§ **Task list**
1. Summarize the plot_data passage in two sentences.
2. Extend the plot_data passage past its final sentence.
==== Given passage
Finally, the current version of plot_data accepts most of the above command-line options as embedded commands in the input data stream itself, allowing the user to exercise run-time control over the display. For example, if the command line indicates that a single column is to be plotted in the vertical direction, and that the data are to be plotted as lines, then if the data stream contains

the effect of the inline command will be to switch the plot color to red and to enter point mode. Subsequent commands might clear the screen, redefine the axes, change the size of plotted points or the number of points plotted in ``trail'' mode, and so on. All commands except -i, -N, -o, and -s are inlinable. In addition, some commands only operate in inline mode: the pause (-W) option allows the program to wait for a keyclick from the user before continuing; and the -X command clears the display and redraws the axes.
========
==== Data section
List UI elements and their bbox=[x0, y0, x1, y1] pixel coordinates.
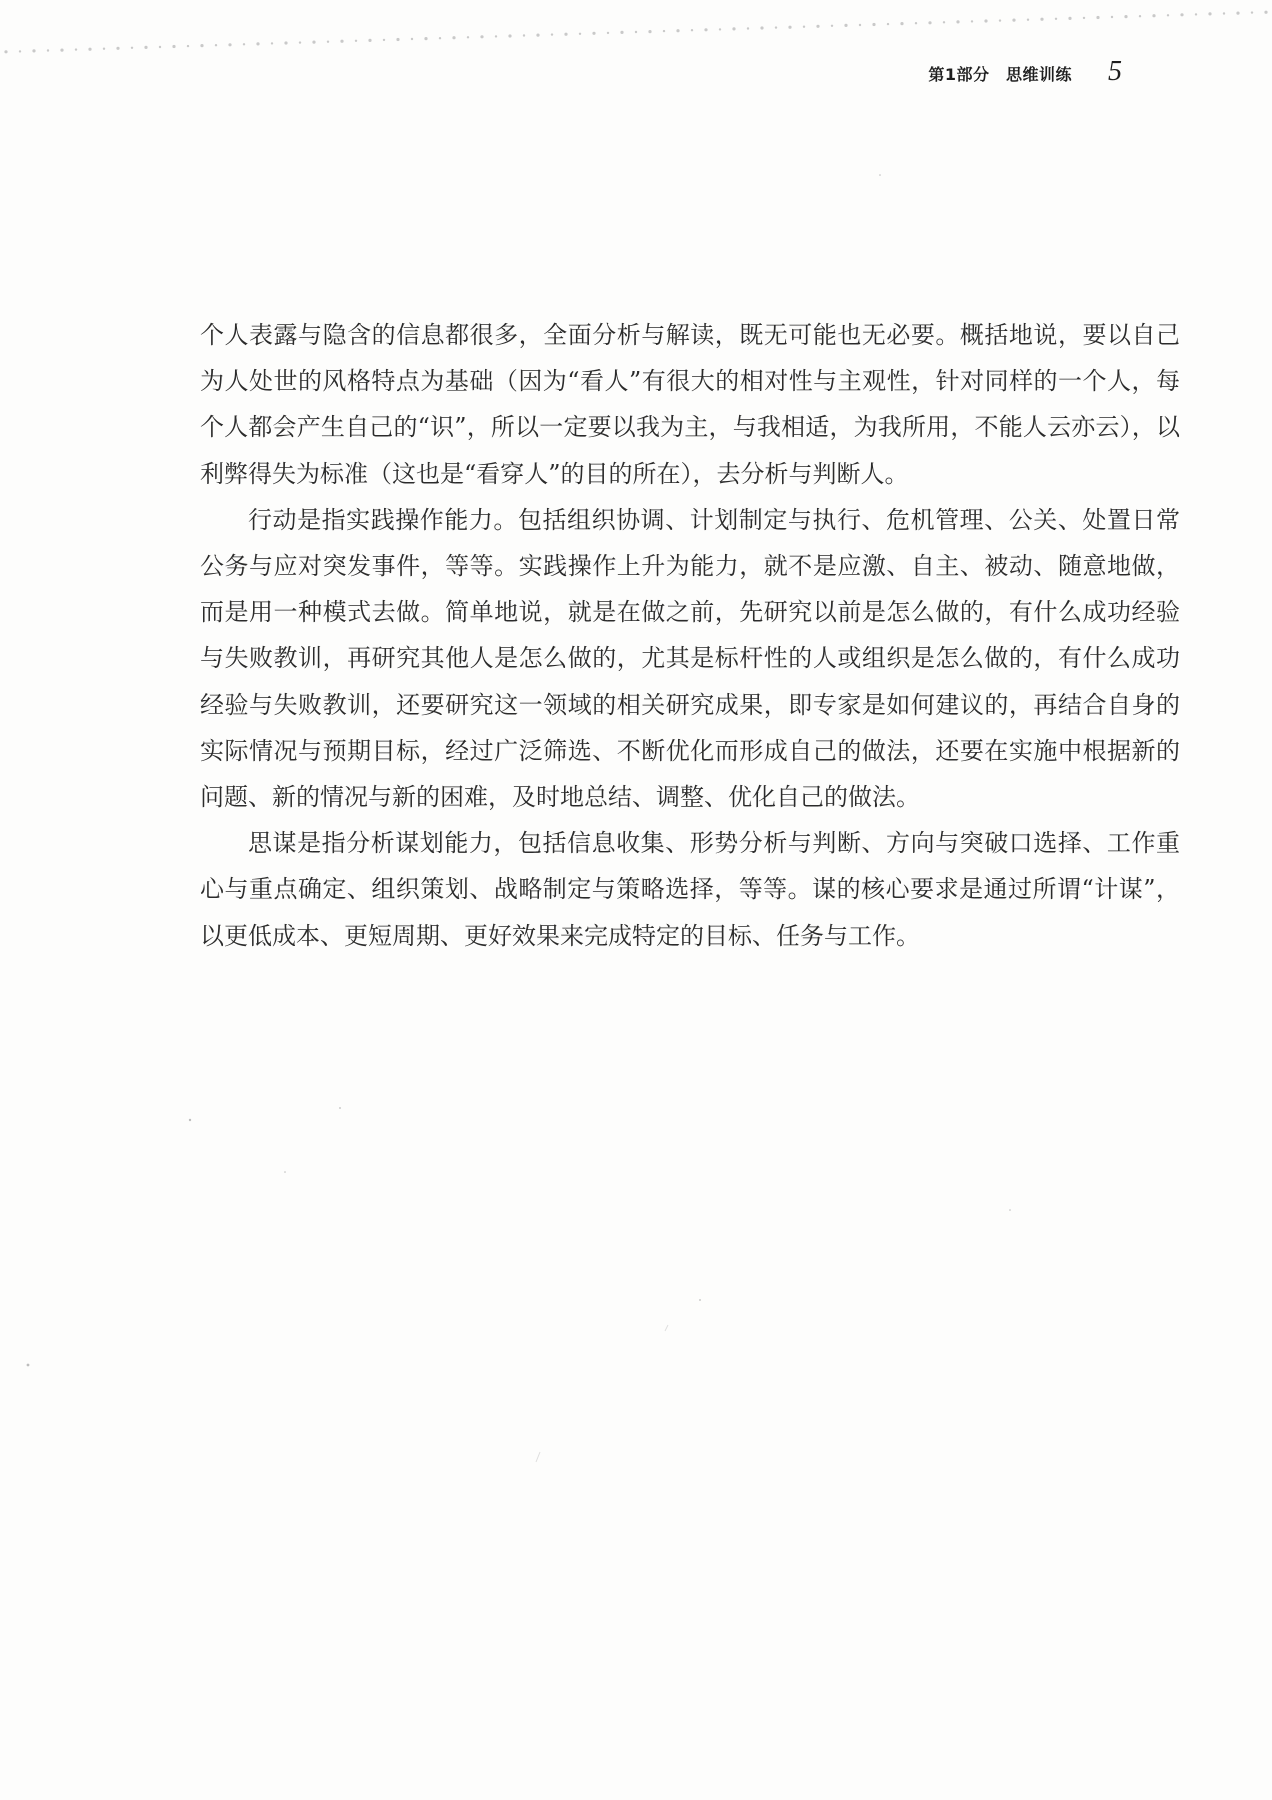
========
§ **The replies**
1. The current version of plot_data accepts most of its command-line options as commands embedded in the input data stream, so the user can control the display at run time. Every command except -i, -N, -o, and -s can be used inline, and some work only inline: -W waits for a keyclick from the user before continuing, and -X clears the display and redraws the axes.

2.
In order to to use inline commands, it is necessary that a window be opened for plotting at the start of input, not at the end, and this requires that some scaling information be provided on the command line. (If no such information is avaliable, then plot_data must obtain limits from the data, so the entire graph is drawn after the data are read and inline commands are ignored.) However, since the limits themselves can be set by inline commands, all that is really necessary is for plot_data to be forced to open a window, so a simple command like

	plot_data -L

will suffice (the default for -L is 1). True limits, labels, graphs, colors, etc. can then be specified by the program producing the data. For example, the plot produced by the first example above could also be created by having the program data print out the line

	-c 3 2 7  -C red green  -x X -y Y  -l -1 1 0 1

before printing its output, and typing

	data | plot_data -L

on the command line. This simple technique allows a user to write remarkably complex graphics programs using nothing more sophisticated than printf statements!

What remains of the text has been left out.